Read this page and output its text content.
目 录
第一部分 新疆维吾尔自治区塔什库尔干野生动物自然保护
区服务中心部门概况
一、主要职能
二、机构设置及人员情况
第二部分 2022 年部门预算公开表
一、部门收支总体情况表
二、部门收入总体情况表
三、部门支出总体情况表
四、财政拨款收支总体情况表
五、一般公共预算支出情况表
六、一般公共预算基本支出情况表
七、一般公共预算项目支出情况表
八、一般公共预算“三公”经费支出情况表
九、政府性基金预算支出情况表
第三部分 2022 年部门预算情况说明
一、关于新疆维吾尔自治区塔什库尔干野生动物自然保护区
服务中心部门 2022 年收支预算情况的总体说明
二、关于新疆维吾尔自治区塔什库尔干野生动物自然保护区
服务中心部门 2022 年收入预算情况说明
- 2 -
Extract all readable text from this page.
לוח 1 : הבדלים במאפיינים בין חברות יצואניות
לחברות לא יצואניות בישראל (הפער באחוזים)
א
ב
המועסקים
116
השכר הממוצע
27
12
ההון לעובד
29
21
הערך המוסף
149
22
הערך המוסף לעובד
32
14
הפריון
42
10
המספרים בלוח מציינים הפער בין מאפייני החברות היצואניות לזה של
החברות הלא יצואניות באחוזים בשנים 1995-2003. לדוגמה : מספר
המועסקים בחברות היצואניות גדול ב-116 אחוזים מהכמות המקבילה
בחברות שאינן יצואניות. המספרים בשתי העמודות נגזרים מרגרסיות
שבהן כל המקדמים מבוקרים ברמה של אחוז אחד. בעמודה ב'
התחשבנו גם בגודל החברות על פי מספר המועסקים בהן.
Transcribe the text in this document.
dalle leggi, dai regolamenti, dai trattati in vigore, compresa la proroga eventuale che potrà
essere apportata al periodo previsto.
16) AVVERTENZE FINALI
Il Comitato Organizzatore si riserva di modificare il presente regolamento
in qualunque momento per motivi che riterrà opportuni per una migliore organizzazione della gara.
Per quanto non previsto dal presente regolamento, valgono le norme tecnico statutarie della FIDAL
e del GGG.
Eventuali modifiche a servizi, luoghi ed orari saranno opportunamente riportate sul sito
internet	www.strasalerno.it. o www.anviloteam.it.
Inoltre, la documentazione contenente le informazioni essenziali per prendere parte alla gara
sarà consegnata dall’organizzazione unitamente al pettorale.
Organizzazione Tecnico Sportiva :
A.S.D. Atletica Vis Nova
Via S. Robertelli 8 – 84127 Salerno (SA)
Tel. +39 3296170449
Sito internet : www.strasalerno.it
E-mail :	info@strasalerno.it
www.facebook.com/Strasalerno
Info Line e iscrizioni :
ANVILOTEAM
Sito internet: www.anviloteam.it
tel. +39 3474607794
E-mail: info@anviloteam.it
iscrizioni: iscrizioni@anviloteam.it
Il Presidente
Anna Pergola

- [Exercise]:
Extract the listing in its entirety and repeat it exactly.

- [Task answer]:
Read this page and output its text content.
目 录
第一部分 新疆维吾尔自治区塔什库尔干野生动物自然保护
区服务中心部门概况
一、主要职能
二、机构设置及人员情况
第二部分 2022 年部门预算公开表
一、部门收支总体情况表
二、部门收入总体情况表
三、部门支出总体情况表
四、财政拨款收支总体情况表
五、一般公共预算支出情况表
六、一般公共预算基本支出情况表
七、一般公共预算项目支出情况表
八、一般公共预算“三公”经费支出情况表
九、政府性基金预算支出情况表
第三部分 2022 年部门预算情况说明
一、关于新疆维吾尔自治区塔什库尔干野生动物自然保护区
服务中心部门 2022 年收支预算情况的总体说明
二、关于新疆维吾尔自治区塔什库尔干野生动物自然保护区
服务中心部门 2022 年收入预算情况说明
- 2 -
Extract all readable text from this page.
לוח 1 : הבדלים במאפיינים בין חברות יצואניות
לחברות לא יצואניות בישראל (הפער באחוזים)
א
ב
המועסקים
116
השכר הממוצע
27
12
ההון לעובד
29
21
הערך המוסף
149
22
הערך המוסף לעובד
32
14
הפריון
42
10
המספרים בלוח מציינים הפער בין מאפייני החברות היצואניות לזה של
החברות הלא יצואניות באחוזים בשנים 1995-2003. לדוגמה : מספר
המועסקים בחברות היצואניות גדול ב-116 אחוזים מהכמות המקבילה
בחברות שאינן יצואניות. המספרים בשתי העמודות נגזרים מרגרסיות
שבהן כל המקדמים מבוקרים ברמה של אחוז אחד. בעמודה ב'
התחשבנו גם בגודל החברות על פי מספר המועסקים בהן.
Transcribe the text in this document.
dalle leggi, dai regolamenti, dai trattati in vigore, compresa la proroga eventuale che potrà
essere apportata al periodo previsto.
16) AVVERTENZE FINALI
Il Comitato Organizzatore si riserva di modificare il presente regolamento
in qualunque momento per motivi che riterrà opportuni per una migliore organizzazione della gara.
Per quanto non previsto dal presente regolamento, valgono le norme tecnico statutarie della FIDAL
e del GGG.
Eventuali modifiche a servizi, luoghi ed orari saranno opportunamente riportate sul sito
internet	www.strasalerno.it. o www.anviloteam.it.
Inoltre, la documentazione contenente le informazioni essenziali per prendere parte alla gara
sarà consegnata dall’organizzazione unitamente al pettorale.
Organizzazione Tecnico Sportiva :
A.S.D. Atletica Vis Nova
Via S. Robertelli 8 – 84127 Salerno (SA)
Tel. +39 3296170449
Sito internet : www.strasalerno.it
E-mail :	info@strasalerno.it
www.facebook.com/Strasalerno
Info Line e iscrizioni :
ANVILOTEAM
Sito internet: www.anviloteam.it
tel. +39 3474607794
E-mail: info@anviloteam.it
iscrizioni: iscrizioni@anviloteam.it
Il Presidente
Anna Pergola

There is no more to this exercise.